_Given task_:
Please set down all the lines beneath this one exactly, without the pictures.

-- BEGIN Dataset records --

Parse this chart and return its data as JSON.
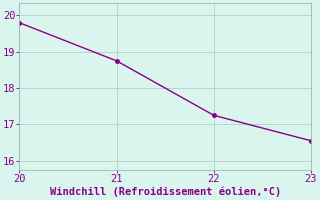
{
  "x": [
    20,
    21,
    22,
    23
  ],
  "y": [
    19.8,
    18.75,
    17.25,
    16.55
  ],
  "line_color": "#880088",
  "marker_color": "#880088",
  "bg_color": "#daf4ee",
  "grid_color": "#b0cfc8",
  "spine_color": "#a0b8b4",
  "xlabel": "Windchill (Refroidissement éolien,°C)",
  "xlabel_color": "#880088",
  "tick_color": "#880088",
  "xlim": [
    20,
    23
  ],
  "ylim": [
    15.75,
    20.35
  ],
  "xticks": [
    20,
    21,
    22,
    23
  ],
  "yticks": [
    16,
    17,
    18,
    19,
    20
  ],
  "marker_size": 3,
  "line_width": 1.0,
  "font_size": 7.5
}
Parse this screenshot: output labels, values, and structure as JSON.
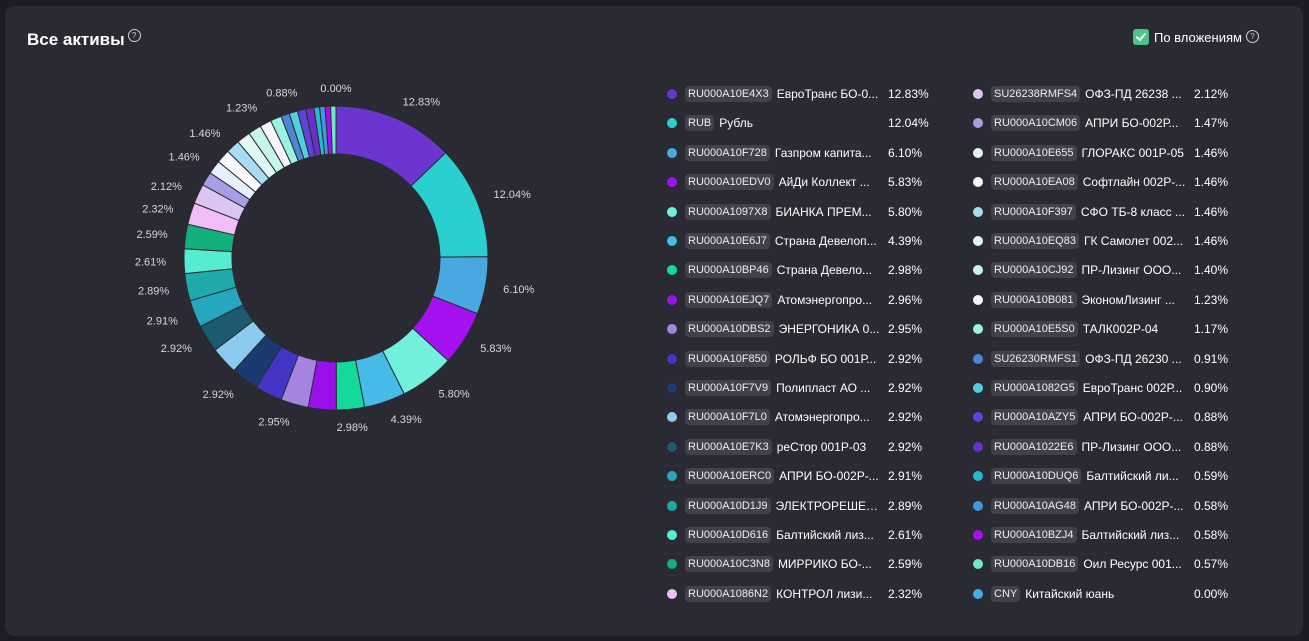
{
  "header": {
    "title": "Все активы",
    "title_help": "?",
    "toggle_label": "По вложениям",
    "toggle_help": "?",
    "toggle_checked": true
  },
  "chart_data": {
    "type": "pie",
    "donut": true,
    "slices": [
      {
        "code": "RU000A10E4X3",
        "name": "ЕвроТранс БО-0...",
        "value": 12.83,
        "label": "12.83%",
        "color": "#6d35cf"
      },
      {
        "code": "RUB",
        "name": "Рубль",
        "value": 12.04,
        "label": "12.04%",
        "color": "#2ccfcf"
      },
      {
        "code": "RU000A10F728",
        "name": "Газпром капита...",
        "value": 6.1,
        "label": "6.10%",
        "color": "#4aa8e0"
      },
      {
        "code": "RU000A10EDV0",
        "name": "АйДи Коллект ...",
        "value": 5.83,
        "label": "5.83%",
        "color": "#a611f2"
      },
      {
        "code": "RU000A1097X8",
        "name": "БИАНКА ПРЕМ...",
        "value": 5.8,
        "label": "5.80%",
        "color": "#72f0dc"
      },
      {
        "code": "RU000A10E6J7",
        "name": "Страна Девелоп...",
        "value": 4.39,
        "label": "4.39%",
        "color": "#46bbe8"
      },
      {
        "code": "RU000A10BP46",
        "name": "Страна Девело...",
        "value": 2.98,
        "label": "2.98%",
        "color": "#14d99a"
      },
      {
        "code": "RU000A10EJQ7",
        "name": "Атомэнергопро...",
        "value": 2.96,
        "label": "",
        "color": "#9a10ea"
      },
      {
        "code": "RU000A10DBS2",
        "name": "ЭНЕРГОНИКА 0...",
        "value": 2.95,
        "label": "2.95%",
        "color": "#a484e0"
      },
      {
        "code": "RU000A10F850",
        "name": "РОЛЬФ БО 001Р...",
        "value": 2.92,
        "label": "",
        "color": "#4436c4"
      },
      {
        "code": "RU000A10F7V9",
        "name": "Полипласт АО ...",
        "value": 2.92,
        "label": "2.92%",
        "color": "#1a3a70"
      },
      {
        "code": "RU000A10F7L0",
        "name": "Атомэнергопро...",
        "value": 2.92,
        "label": "",
        "color": "#8acbee"
      },
      {
        "code": "RU000A10E7K3",
        "name": "реСтор 001Р-03",
        "value": 2.92,
        "label": "2.92%",
        "color": "#1b5a70"
      },
      {
        "code": "RU000A10ERC0",
        "name": "АПРИ БО-002Р-...",
        "value": 2.91,
        "label": "2.91%",
        "color": "#27a6c0"
      },
      {
        "code": "RU000A10D1J9",
        "name": "ЭЛЕКТРОРЕШЕН...",
        "value": 2.89,
        "label": "2.89%",
        "color": "#21a8a8"
      },
      {
        "code": "RU000A10D616",
        "name": "Балтийский лиз...",
        "value": 2.61,
        "label": "2.61%",
        "color": "#56ecd2"
      },
      {
        "code": "RU000A10C3N8",
        "name": "МИРРИКО БО-...",
        "value": 2.59,
        "label": "2.59%",
        "color": "#13b07e"
      },
      {
        "code": "RU000A1086N2",
        "name": "КОНТРОЛ лизи...",
        "value": 2.32,
        "label": "2.32%",
        "color": "#f2bcf6"
      },
      {
        "code": "SU26238RMFS4",
        "name": "ОФЗ-ПД 26238 ...",
        "value": 2.12,
        "label": "2.12%",
        "color": "#dcc5f0"
      },
      {
        "code": "RU000A10CM06",
        "name": "АПРИ БО-002Р...",
        "value": 1.47,
        "label": "",
        "color": "#a89ee6"
      },
      {
        "code": "RU000A10E655",
        "name": "ГЛОРАКС 001Р-05",
        "value": 1.46,
        "label": "1.46%",
        "color": "#e6f0fb"
      },
      {
        "code": "RU000A10EA08",
        "name": "Софтлайн 002Р-...",
        "value": 1.46,
        "label": "",
        "color": "#fbfbff"
      },
      {
        "code": "RU000A10F397",
        "name": "СФО ТБ-8 класс ...",
        "value": 1.46,
        "label": "1.46%",
        "color": "#a8ddf0"
      },
      {
        "code": "RU000A10EQ83",
        "name": "ГК Самолет 002...",
        "value": 1.46,
        "label": "",
        "color": "#e0f7f4"
      },
      {
        "code": "RU000A10CJ92",
        "name": "ПР-Лизинг ООО...",
        "value": 1.4,
        "label": "",
        "color": "#c8f5ea"
      },
      {
        "code": "RU000A10B081",
        "name": "ЭкономЛизинг ...",
        "value": 1.23,
        "label": "1.23%",
        "color": "#f4f4fa"
      },
      {
        "code": "RU000A10E5S0",
        "name": "ТАЛК002Р-04",
        "value": 1.17,
        "label": "",
        "color": "#9af2e0"
      },
      {
        "code": "SU26230RMFS1",
        "name": "ОФЗ-ПД 26230 ...",
        "value": 0.91,
        "label": "",
        "color": "#4d85d8"
      },
      {
        "code": "RU000A1082G5",
        "name": "ЕвроТранс 002Р...",
        "value": 0.9,
        "label": "",
        "color": "#52cedc"
      },
      {
        "code": "RU000A10AZY5",
        "name": "АПРИ БО-002Р-...",
        "value": 0.88,
        "label": "0.88%",
        "color": "#5a45d8"
      },
      {
        "code": "RU000A1022E6",
        "name": "ПР-Лизинг ООО...",
        "value": 0.88,
        "label": "",
        "color": "#6a2ec8"
      },
      {
        "code": "RU000A10DUQ6",
        "name": "Балтийский ли...",
        "value": 0.59,
        "label": "",
        "color": "#24bccc"
      },
      {
        "code": "RU000A10AG48",
        "name": "АПРИ БО-002Р-...",
        "value": 0.58,
        "label": "",
        "color": "#3f98e0"
      },
      {
        "code": "RU000A10BZJ4",
        "name": "Балтийский лиз...",
        "value": 0.58,
        "label": "",
        "color": "#a40ef0"
      },
      {
        "code": "RU000A10DB16",
        "name": "Оил Ресурс 001...",
        "value": 0.57,
        "label": "",
        "color": "#6ee8cc"
      },
      {
        "code": "CNY",
        "name": "Китайский юань",
        "value": 0.0,
        "label": "0.00%",
        "color": "#3fb0e6"
      }
    ],
    "legend_values": [
      "12.83%",
      "12.04%",
      "6.10%",
      "5.83%",
      "5.80%",
      "4.39%",
      "2.98%",
      "2.96%",
      "2.95%",
      "2.92%",
      "2.92%",
      "2.92%",
      "2.92%",
      "2.91%",
      "2.89%",
      "2.61%",
      "2.59%",
      "2.32%",
      "2.12%",
      "1.47%",
      "1.46%",
      "1.46%",
      "1.46%",
      "1.46%",
      "1.40%",
      "1.23%",
      "1.17%",
      "0.91%",
      "0.90%",
      "0.88%",
      "0.88%",
      "0.59%",
      "0.58%",
      "0.58%",
      "0.57%",
      "0.00%"
    ]
  }
}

-- END Dataset records --

_Written answer_:
Parse this chart and return its data as JSON.
{
  "x": [
    20,
    21,
    22,
    23
  ],
  "y": [
    19.8,
    18.75,
    17.25,
    16.55
  ],
  "line_color": "#880088",
  "marker_color": "#880088",
  "bg_color": "#daf4ee",
  "grid_color": "#b0cfc8",
  "spine_color": "#a0b8b4",
  "xlabel": "Windchill (Refroidissement éolien,°C)",
  "xlabel_color": "#880088",
  "tick_color": "#880088",
  "xlim": [
    20,
    23
  ],
  "ylim": [
    15.75,
    20.35
  ],
  "xticks": [
    20,
    21,
    22,
    23
  ],
  "yticks": [
    16,
    17,
    18,
    19,
    20
  ],
  "marker_size": 3,
  "line_width": 1.0,
  "font_size": 7.5
}
Parse this screenshot: output labels, values, and structure as JSON.
{
  "header": {
    "title": "Все активы",
    "title_help": "?",
    "toggle_label": "По вложениям",
    "toggle_help": "?",
    "toggle_checked": true
  },
  "chart_data": {
    "type": "pie",
    "donut": true,
    "slices": [
      {
        "code": "RU000A10E4X3",
        "name": "ЕвроТранс БО-0...",
        "value": 12.83,
        "label": "12.83%",
        "color": "#6d35cf"
      },
      {
        "code": "RUB",
        "name": "Рубль",
        "value": 12.04,
        "label": "12.04%",
        "color": "#2ccfcf"
      },
      {
        "code": "RU000A10F728",
        "name": "Газпром капита...",
        "value": 6.1,
        "label": "6.10%",
        "color": "#4aa8e0"
      },
      {
        "code": "RU000A10EDV0",
        "name": "АйДи Коллект ...",
        "value": 5.83,
        "label": "5.83%",
        "color": "#a611f2"
      },
      {
        "code": "RU000A1097X8",
        "name": "БИАНКА ПРЕМ...",
        "value": 5.8,
        "label": "5.80%",
        "color": "#72f0dc"
      },
      {
        "code": "RU000A10E6J7",
        "name": "Страна Девелоп...",
        "value": 4.39,
        "label": "4.39%",
        "color": "#46bbe8"
      },
      {
        "code": "RU000A10BP46",
        "name": "Страна Девело...",
        "value": 2.98,
        "label": "2.98%",
        "color": "#14d99a"
      },
      {
        "code": "RU000A10EJQ7",
        "name": "Атомэнергопро...",
        "value": 2.96,
        "label": "",
        "color": "#9a10ea"
      },
      {
        "code": "RU000A10DBS2",
        "name": "ЭНЕРГОНИКА 0...",
        "value": 2.95,
        "label": "2.95%",
        "color": "#a484e0"
      },
      {
        "code": "RU000A10F850",
        "name": "РОЛЬФ БО 001Р...",
        "value": 2.92,
        "label": "",
        "color": "#4436c4"
      },
      {
        "code": "RU000A10F7V9",
        "name": "Полипласт АО ...",
        "value": 2.92,
        "label": "2.92%",
        "color": "#1a3a70"
      },
      {
        "code": "RU000A10F7L0",
        "name": "Атомэнергопро...",
        "value": 2.92,
        "label": "",
        "color": "#8acbee"
      },
      {
        "code": "RU000A10E7K3",
        "name": "реСтор 001Р-03",
        "value": 2.92,
        "label": "2.92%",
        "color": "#1b5a70"
      },
      {
        "code": "RU000A10ERC0",
        "name": "АПРИ БО-002Р-...",
        "value": 2.91,
        "label": "2.91%",
        "color": "#27a6c0"
      },
      {
        "code": "RU000A10D1J9",
        "name": "ЭЛЕКТРОРЕШЕН...",
        "value": 2.89,
        "label": "2.89%",
        "color": "#21a8a8"
      },
      {
        "code": "RU000A10D616",
        "name": "Балтийский лиз...",
        "value": 2.61,
        "label": "2.61%",
        "color": "#56ecd2"
      },
      {
        "code": "RU000A10C3N8",
        "name": "МИРРИКО БО-...",
        "value": 2.59,
        "label": "2.59%",
        "color": "#13b07e"
      },
      {
        "code": "RU000A1086N2",
        "name": "КОНТРОЛ лизи...",
        "value": 2.32,
        "label": "2.32%",
        "color": "#f2bcf6"
      },
      {
        "code": "SU26238RMFS4",
        "name": "ОФЗ-ПД 26238 ...",
        "value": 2.12,
        "label": "2.12%",
        "color": "#dcc5f0"
      },
      {
        "code": "RU000A10CM06",
        "name": "АПРИ БО-002Р...",
        "value": 1.47,
        "label": "",
        "color": "#a89ee6"
      },
      {
        "code": "RU000A10E655",
        "name": "ГЛОРАКС 001Р-05",
        "value": 1.46,
        "label": "1.46%",
        "color": "#e6f0fb"
      },
      {
        "code": "RU000A10EA08",
        "name": "Софтлайн 002Р-...",
        "value": 1.46,
        "label": "",
        "color": "#fbfbff"
      },
      {
        "code": "RU000A10F397",
        "name": "СФО ТБ-8 класс ...",
        "value": 1.46,
        "label": "1.46%",
        "color": "#a8ddf0"
      },
      {
        "code": "RU000A10EQ83",
        "name": "ГК Самолет 002...",
        "value": 1.46,
        "label": "",
        "color": "#e0f7f4"
      },
      {
        "code": "RU000A10CJ92",
        "name": "ПР-Лизинг ООО...",
        "value": 1.4,
        "label": "",
        "color": "#c8f5ea"
      },
      {
        "code": "RU000A10B081",
        "name": "ЭкономЛизинг ...",
        "value": 1.23,
        "label": "1.23%",
        "color": "#f4f4fa"
      },
      {
        "code": "RU000A10E5S0",
        "name": "ТАЛК002Р-04",
        "value": 1.17,
        "label": "",
        "color": "#9af2e0"
      },
      {
        "code": "SU26230RMFS1",
        "name": "ОФЗ-ПД 26230 ...",
        "value": 0.91,
        "label": "",
        "color": "#4d85d8"
      },
      {
        "code": "RU000A1082G5",
        "name": "ЕвроТранс 002Р...",
        "value": 0.9,
        "label": "",
        "color": "#52cedc"
      },
      {
        "code": "RU000A10AZY5",
        "name": "АПРИ БО-002Р-...",
        "value": 0.88,
        "label": "0.88%",
        "color": "#5a45d8"
      },
      {
        "code": "RU000A1022E6",
        "name": "ПР-Лизинг ООО...",
        "value": 0.88,
        "label": "",
        "color": "#6a2ec8"
      },
      {
        "code": "RU000A10DUQ6",
        "name": "Балтийский ли...",
        "value": 0.59,
        "label": "",
        "color": "#24bccc"
      },
      {
        "code": "RU000A10AG48",
        "name": "АПРИ БО-002Р-...",
        "value": 0.58,
        "label": "",
        "color": "#3f98e0"
      },
      {
        "code": "RU000A10BZJ4",
        "name": "Балтийский лиз...",
        "value": 0.58,
        "label": "",
        "color": "#a40ef0"
      },
      {
        "code": "RU000A10DB16",
        "name": "Оил Ресурс 001...",
        "value": 0.57,
        "label": "",
        "color": "#6ee8cc"
      },
      {
        "code": "CNY",
        "name": "Китайский юань",
        "value": 0.0,
        "label": "0.00%",
        "color": "#3fb0e6"
      }
    ],
    "legend_values": [
      "12.83%",
      "12.04%",
      "6.10%",
      "5.83%",
      "5.80%",
      "4.39%",
      "2.98%",
      "2.96%",
      "2.95%",
      "2.92%",
      "2.92%",
      "2.92%",
      "2.92%",
      "2.91%",
      "2.89%",
      "2.61%",
      "2.59%",
      "2.32%",
      "2.12%",
      "1.47%",
      "1.46%",
      "1.46%",
      "1.46%",
      "1.46%",
      "1.40%",
      "1.23%",
      "1.17%",
      "0.91%",
      "0.90%",
      "0.88%",
      "0.88%",
      "0.59%",
      "0.58%",
      "0.58%",
      "0.57%",
      "0.00%"
    ]
  }
}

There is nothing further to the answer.